══ RECORDED DATA ══

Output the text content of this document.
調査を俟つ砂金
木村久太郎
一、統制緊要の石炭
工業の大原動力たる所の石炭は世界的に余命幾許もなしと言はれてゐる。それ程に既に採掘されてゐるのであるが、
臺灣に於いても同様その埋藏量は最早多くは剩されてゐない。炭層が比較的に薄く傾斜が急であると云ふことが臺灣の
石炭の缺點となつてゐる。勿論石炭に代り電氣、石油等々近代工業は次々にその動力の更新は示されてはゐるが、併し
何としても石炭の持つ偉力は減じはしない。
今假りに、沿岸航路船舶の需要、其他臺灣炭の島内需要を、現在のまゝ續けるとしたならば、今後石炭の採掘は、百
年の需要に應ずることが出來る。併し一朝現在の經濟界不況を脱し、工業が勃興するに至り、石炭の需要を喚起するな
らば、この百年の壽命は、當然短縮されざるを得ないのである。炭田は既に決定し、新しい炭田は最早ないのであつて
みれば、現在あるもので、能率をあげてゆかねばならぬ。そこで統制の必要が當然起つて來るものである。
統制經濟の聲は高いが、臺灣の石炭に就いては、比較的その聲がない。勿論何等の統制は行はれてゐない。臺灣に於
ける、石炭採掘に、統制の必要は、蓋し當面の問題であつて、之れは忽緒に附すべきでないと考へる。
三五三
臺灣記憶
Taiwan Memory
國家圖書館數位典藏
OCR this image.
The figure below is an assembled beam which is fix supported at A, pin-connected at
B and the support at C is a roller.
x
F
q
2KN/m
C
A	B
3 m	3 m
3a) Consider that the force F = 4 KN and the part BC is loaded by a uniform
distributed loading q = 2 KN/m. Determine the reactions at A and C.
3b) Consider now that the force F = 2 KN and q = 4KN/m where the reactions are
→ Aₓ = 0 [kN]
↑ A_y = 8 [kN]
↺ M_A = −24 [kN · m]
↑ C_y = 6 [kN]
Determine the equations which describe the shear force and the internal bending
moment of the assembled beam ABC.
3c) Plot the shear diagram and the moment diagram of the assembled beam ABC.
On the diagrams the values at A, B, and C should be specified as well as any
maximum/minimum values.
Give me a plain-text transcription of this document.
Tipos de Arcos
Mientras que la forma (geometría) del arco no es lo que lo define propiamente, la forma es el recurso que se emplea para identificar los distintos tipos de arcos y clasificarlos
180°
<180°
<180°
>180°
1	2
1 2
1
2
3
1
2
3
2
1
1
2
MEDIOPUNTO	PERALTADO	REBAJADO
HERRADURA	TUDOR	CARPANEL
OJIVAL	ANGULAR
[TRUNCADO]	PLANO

═══

_EXERCISE OBJECTIVE_.
Copy all the records above precisely.

_EXPECTED ANSWER_.
Output the text content of this document.
調査を俟つ砂金
木村久太郎
一、統制緊要の石炭
工業の大原動力たる所の石炭は世界的に余命幾許もなしと言はれてゐる。それ程に既に採掘されてゐるのであるが、
臺灣に於いても同様その埋藏量は最早多くは剩されてゐない。炭層が比較的に薄く傾斜が急であると云ふことが臺灣の
石炭の缺點となつてゐる。勿論石炭に代り電氣、石油等々近代工業は次々にその動力の更新は示されてはゐるが、併し
何としても石炭の持つ偉力は減じはしない。
今假りに、沿岸航路船舶の需要、其他臺灣炭の島内需要を、現在のまゝ續けるとしたならば、今後石炭の採掘は、百
年の需要に應ずることが出來る。併し一朝現在の經濟界不況を脱し、工業が勃興するに至り、石炭の需要を喚起するな
らば、この百年の壽命は、當然短縮されざるを得ないのである。炭田は既に決定し、新しい炭田は最早ないのであつて
みれば、現在あるもので、能率をあげてゆかねばならぬ。そこで統制の必要が當然起つて來るものである。
統制經濟の聲は高いが、臺灣の石炭に就いては、比較的その聲がない。勿論何等の統制は行はれてゐない。臺灣に於
ける、石炭採掘に、統制の必要は、蓋し當面の問題であつて、之れは忽緒に附すべきでないと考へる。
三五三
臺灣記憶
Taiwan Memory
國家圖書館數位典藏
OCR this image.
The figure below is an assembled beam which is fix supported at A, pin-connected at
B and the support at C is a roller.
x
F
q
2KN/m
C
A	B
3 m	3 m
3a) Consider that the force F = 4 KN and the part BC is loaded by a uniform
distributed loading q = 2 KN/m. Determine the reactions at A and C.
3b) Consider now that the force F = 2 KN and q = 4KN/m where the reactions are
→ Aₓ = 0 [kN]
↑ A_y = 8 [kN]
↺ M_A = −24 [kN · m]
↑ C_y = 6 [kN]
Determine the equations which describe the shear force and the internal bending
moment of the assembled beam ABC.
3c) Plot the shear diagram and the moment diagram of the assembled beam ABC.
On the diagrams the values at A, B, and C should be specified as well as any
maximum/minimum values.
Give me a plain-text transcription of this document.
Tipos de Arcos
Mientras que la forma (geometría) del arco no es lo que lo define propiamente, la forma es el recurso que se emplea para identificar los distintos tipos de arcos y clasificarlos
180°
<180°
<180°
>180°
1	2
1 2
1
2
3
1
2
3
2
1
1
2
MEDIOPUNTO	PERALTADO	REBAJADO
HERRADURA	TUDOR	CARPANEL
OJIVAL	ANGULAR
[TRUNCADO]	PLANO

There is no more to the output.